Problem details:
Every line of the records must be repeated exactly; pictures stay out.

>>

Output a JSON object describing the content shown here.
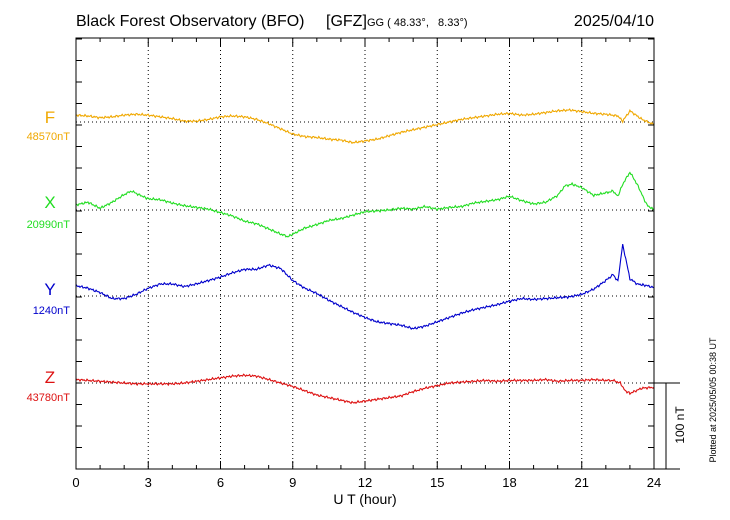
{
  "header": {
    "title": "Black Forest Observatory (BFO)",
    "agency": "[GFZ]",
    "coords": "GG ( 48.33°,   8.33°)",
    "date": "2025/04/10"
  },
  "footer": {
    "plotted": "Plotted at 2025/05/05 00:38 UT"
  },
  "chart_data": {
    "type": "line",
    "xlabel": "U T (hour)",
    "xlim": [
      0,
      24
    ],
    "xticks": [
      0,
      3,
      6,
      9,
      12,
      15,
      18,
      21,
      24
    ],
    "scale_bar": {
      "label": "100 nT",
      "value_nT": 100
    },
    "series": [
      {
        "name": "F",
        "baseline_label": "48570nT",
        "baseline": 48570,
        "color": "#f0a800",
        "x": [
          0,
          0.5,
          1,
          1.5,
          2,
          2.5,
          3,
          3.5,
          4,
          4.5,
          5,
          5.5,
          6,
          6.5,
          7,
          7.5,
          8,
          8.5,
          9,
          9.5,
          10,
          10.5,
          11,
          11.5,
          12,
          12.5,
          13,
          13.5,
          14,
          14.5,
          15,
          15.5,
          16,
          16.5,
          17,
          17.5,
          18,
          18.5,
          19,
          19.5,
          20,
          20.5,
          21,
          21.5,
          22,
          22.5,
          22.7,
          23,
          23.5,
          24
        ],
        "values": [
          8,
          7,
          5,
          6,
          8,
          9,
          8,
          6,
          4,
          1,
          1,
          3,
          6,
          7,
          6,
          3,
          -2,
          -8,
          -14,
          -17,
          -18,
          -20,
          -21,
          -24,
          -22,
          -20,
          -16,
          -12,
          -9,
          -6,
          -3,
          0,
          3,
          5,
          7,
          9,
          10,
          8,
          9,
          11,
          13,
          14,
          12,
          10,
          9,
          7,
          1,
          13,
          3,
          -3
        ]
      },
      {
        "name": "X",
        "baseline_label": "20990nT",
        "baseline": 20990,
        "color": "#22dd22",
        "x": [
          0,
          0.5,
          1,
          1.5,
          2,
          2.3,
          2.6,
          3,
          3.5,
          4,
          4.5,
          5,
          5.5,
          6,
          6.5,
          7,
          7.5,
          8,
          8.5,
          8.8,
          9,
          9.5,
          10,
          10.5,
          11,
          11.5,
          12,
          12.5,
          13,
          13.5,
          14,
          14.5,
          15,
          15.5,
          16,
          16.5,
          17,
          17.5,
          18,
          18.5,
          19,
          19.5,
          20,
          20.3,
          20.6,
          21,
          21.5,
          22,
          22.3,
          22.5,
          22.7,
          23,
          23.3,
          23.7,
          24
        ],
        "values": [
          6,
          9,
          2,
          9,
          18,
          22,
          18,
          13,
          12,
          8,
          5,
          3,
          1,
          -3,
          -7,
          -13,
          -16,
          -22,
          -28,
          -31,
          -28,
          -21,
          -17,
          -12,
          -10,
          -6,
          -2,
          -1,
          0,
          2,
          1,
          4,
          1,
          3,
          4,
          8,
          10,
          12,
          16,
          11,
          7,
          9,
          17,
          28,
          30,
          26,
          17,
          20,
          22,
          16,
          30,
          44,
          30,
          6,
          0
        ]
      },
      {
        "name": "Y",
        "baseline_label": "1240nT",
        "baseline": 1240,
        "color": "#0000cc",
        "x": [
          0,
          0.5,
          1,
          1.5,
          2,
          2.5,
          3,
          3.5,
          4,
          4.5,
          5,
          5.5,
          6,
          6.5,
          7,
          7.5,
          8,
          8.5,
          9,
          9.5,
          10,
          10.5,
          11,
          11.5,
          12,
          12.5,
          13,
          13.5,
          14,
          14.5,
          15,
          15.5,
          16,
          16.5,
          17,
          17.5,
          18,
          18.5,
          19,
          19.5,
          20,
          20.5,
          21,
          21.5,
          22,
          22.3,
          22.5,
          22.7,
          23,
          23.3,
          23.7,
          24
        ],
        "values": [
          12,
          9,
          4,
          -3,
          -3,
          2,
          9,
          14,
          14,
          11,
          14,
          18,
          22,
          27,
          31,
          31,
          36,
          32,
          18,
          9,
          3,
          -5,
          -12,
          -19,
          -25,
          -30,
          -32,
          -34,
          -38,
          -35,
          -30,
          -25,
          -20,
          -16,
          -13,
          -10,
          -6,
          -3,
          -4,
          -3,
          -2,
          -1,
          2,
          8,
          18,
          25,
          17,
          60,
          20,
          14,
          12,
          10
        ]
      },
      {
        "name": "Z",
        "baseline_label": "43780nT",
        "baseline": 43780,
        "color": "#dd1111",
        "x": [
          0,
          0.5,
          1,
          1.5,
          2,
          2.5,
          3,
          3.5,
          4,
          4.5,
          5,
          5.5,
          6,
          6.5,
          7,
          7.5,
          8,
          8.5,
          9,
          9.5,
          10,
          10.5,
          11,
          11.5,
          12,
          12.5,
          13,
          13.5,
          14,
          14.5,
          15,
          15.5,
          16,
          16.5,
          17,
          17.5,
          18,
          18.5,
          19,
          19.5,
          20,
          20.5,
          21,
          21.5,
          22,
          22.3,
          22.6,
          22.8,
          23,
          23.5,
          24
        ],
        "values": [
          4,
          3,
          2,
          1,
          0,
          -1,
          -1,
          -1,
          -1,
          0,
          2,
          4,
          6,
          8,
          9,
          8,
          4,
          0,
          -4,
          -9,
          -14,
          -17,
          -20,
          -23,
          -21,
          -19,
          -17,
          -15,
          -10,
          -6,
          -3,
          0,
          1,
          2,
          3,
          2,
          3,
          3,
          3,
          4,
          2,
          3,
          3,
          4,
          3,
          3,
          0,
          -9,
          -12,
          -6,
          -5
        ]
      }
    ]
  }
}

<<

Full solution:
Output a JSON object describing the content shown here.
{
  "header": {
    "title": "Black Forest Observatory (BFO)",
    "agency": "[GFZ]",
    "coords": "GG ( 48.33°,   8.33°)",
    "date": "2025/04/10"
  },
  "footer": {
    "plotted": "Plotted at 2025/05/05 00:38 UT"
  },
  "chart_data": {
    "type": "line",
    "xlabel": "U T (hour)",
    "xlim": [
      0,
      24
    ],
    "xticks": [
      0,
      3,
      6,
      9,
      12,
      15,
      18,
      21,
      24
    ],
    "scale_bar": {
      "label": "100 nT",
      "value_nT": 100
    },
    "series": [
      {
        "name": "F",
        "baseline_label": "48570nT",
        "baseline": 48570,
        "color": "#f0a800",
        "x": [
          0,
          0.5,
          1,
          1.5,
          2,
          2.5,
          3,
          3.5,
          4,
          4.5,
          5,
          5.5,
          6,
          6.5,
          7,
          7.5,
          8,
          8.5,
          9,
          9.5,
          10,
          10.5,
          11,
          11.5,
          12,
          12.5,
          13,
          13.5,
          14,
          14.5,
          15,
          15.5,
          16,
          16.5,
          17,
          17.5,
          18,
          18.5,
          19,
          19.5,
          20,
          20.5,
          21,
          21.5,
          22,
          22.5,
          22.7,
          23,
          23.5,
          24
        ],
        "values": [
          8,
          7,
          5,
          6,
          8,
          9,
          8,
          6,
          4,
          1,
          1,
          3,
          6,
          7,
          6,
          3,
          -2,
          -8,
          -14,
          -17,
          -18,
          -20,
          -21,
          -24,
          -22,
          -20,
          -16,
          -12,
          -9,
          -6,
          -3,
          0,
          3,
          5,
          7,
          9,
          10,
          8,
          9,
          11,
          13,
          14,
          12,
          10,
          9,
          7,
          1,
          13,
          3,
          -3
        ]
      },
      {
        "name": "X",
        "baseline_label": "20990nT",
        "baseline": 20990,
        "color": "#22dd22",
        "x": [
          0,
          0.5,
          1,
          1.5,
          2,
          2.3,
          2.6,
          3,
          3.5,
          4,
          4.5,
          5,
          5.5,
          6,
          6.5,
          7,
          7.5,
          8,
          8.5,
          8.8,
          9,
          9.5,
          10,
          10.5,
          11,
          11.5,
          12,
          12.5,
          13,
          13.5,
          14,
          14.5,
          15,
          15.5,
          16,
          16.5,
          17,
          17.5,
          18,
          18.5,
          19,
          19.5,
          20,
          20.3,
          20.6,
          21,
          21.5,
          22,
          22.3,
          22.5,
          22.7,
          23,
          23.3,
          23.7,
          24
        ],
        "values": [
          6,
          9,
          2,
          9,
          18,
          22,
          18,
          13,
          12,
          8,
          5,
          3,
          1,
          -3,
          -7,
          -13,
          -16,
          -22,
          -28,
          -31,
          -28,
          -21,
          -17,
          -12,
          -10,
          -6,
          -2,
          -1,
          0,
          2,
          1,
          4,
          1,
          3,
          4,
          8,
          10,
          12,
          16,
          11,
          7,
          9,
          17,
          28,
          30,
          26,
          17,
          20,
          22,
          16,
          30,
          44,
          30,
          6,
          0
        ]
      },
      {
        "name": "Y",
        "baseline_label": "1240nT",
        "baseline": 1240,
        "color": "#0000cc",
        "x": [
          0,
          0.5,
          1,
          1.5,
          2,
          2.5,
          3,
          3.5,
          4,
          4.5,
          5,
          5.5,
          6,
          6.5,
          7,
          7.5,
          8,
          8.5,
          9,
          9.5,
          10,
          10.5,
          11,
          11.5,
          12,
          12.5,
          13,
          13.5,
          14,
          14.5,
          15,
          15.5,
          16,
          16.5,
          17,
          17.5,
          18,
          18.5,
          19,
          19.5,
          20,
          20.5,
          21,
          21.5,
          22,
          22.3,
          22.5,
          22.7,
          23,
          23.3,
          23.7,
          24
        ],
        "values": [
          12,
          9,
          4,
          -3,
          -3,
          2,
          9,
          14,
          14,
          11,
          14,
          18,
          22,
          27,
          31,
          31,
          36,
          32,
          18,
          9,
          3,
          -5,
          -12,
          -19,
          -25,
          -30,
          -32,
          -34,
          -38,
          -35,
          -30,
          -25,
          -20,
          -16,
          -13,
          -10,
          -6,
          -3,
          -4,
          -3,
          -2,
          -1,
          2,
          8,
          18,
          25,
          17,
          60,
          20,
          14,
          12,
          10
        ]
      },
      {
        "name": "Z",
        "baseline_label": "43780nT",
        "baseline": 43780,
        "color": "#dd1111",
        "x": [
          0,
          0.5,
          1,
          1.5,
          2,
          2.5,
          3,
          3.5,
          4,
          4.5,
          5,
          5.5,
          6,
          6.5,
          7,
          7.5,
          8,
          8.5,
          9,
          9.5,
          10,
          10.5,
          11,
          11.5,
          12,
          12.5,
          13,
          13.5,
          14,
          14.5,
          15,
          15.5,
          16,
          16.5,
          17,
          17.5,
          18,
          18.5,
          19,
          19.5,
          20,
          20.5,
          21,
          21.5,
          22,
          22.3,
          22.6,
          22.8,
          23,
          23.5,
          24
        ],
        "values": [
          4,
          3,
          2,
          1,
          0,
          -1,
          -1,
          -1,
          -1,
          0,
          2,
          4,
          6,
          8,
          9,
          8,
          4,
          0,
          -4,
          -9,
          -14,
          -17,
          -20,
          -23,
          -21,
          -19,
          -17,
          -15,
          -10,
          -6,
          -3,
          0,
          1,
          2,
          3,
          2,
          3,
          3,
          3,
          4,
          2,
          3,
          3,
          4,
          3,
          3,
          0,
          -9,
          -12,
          -6,
          -5
        ]
      }
    ]
  }
}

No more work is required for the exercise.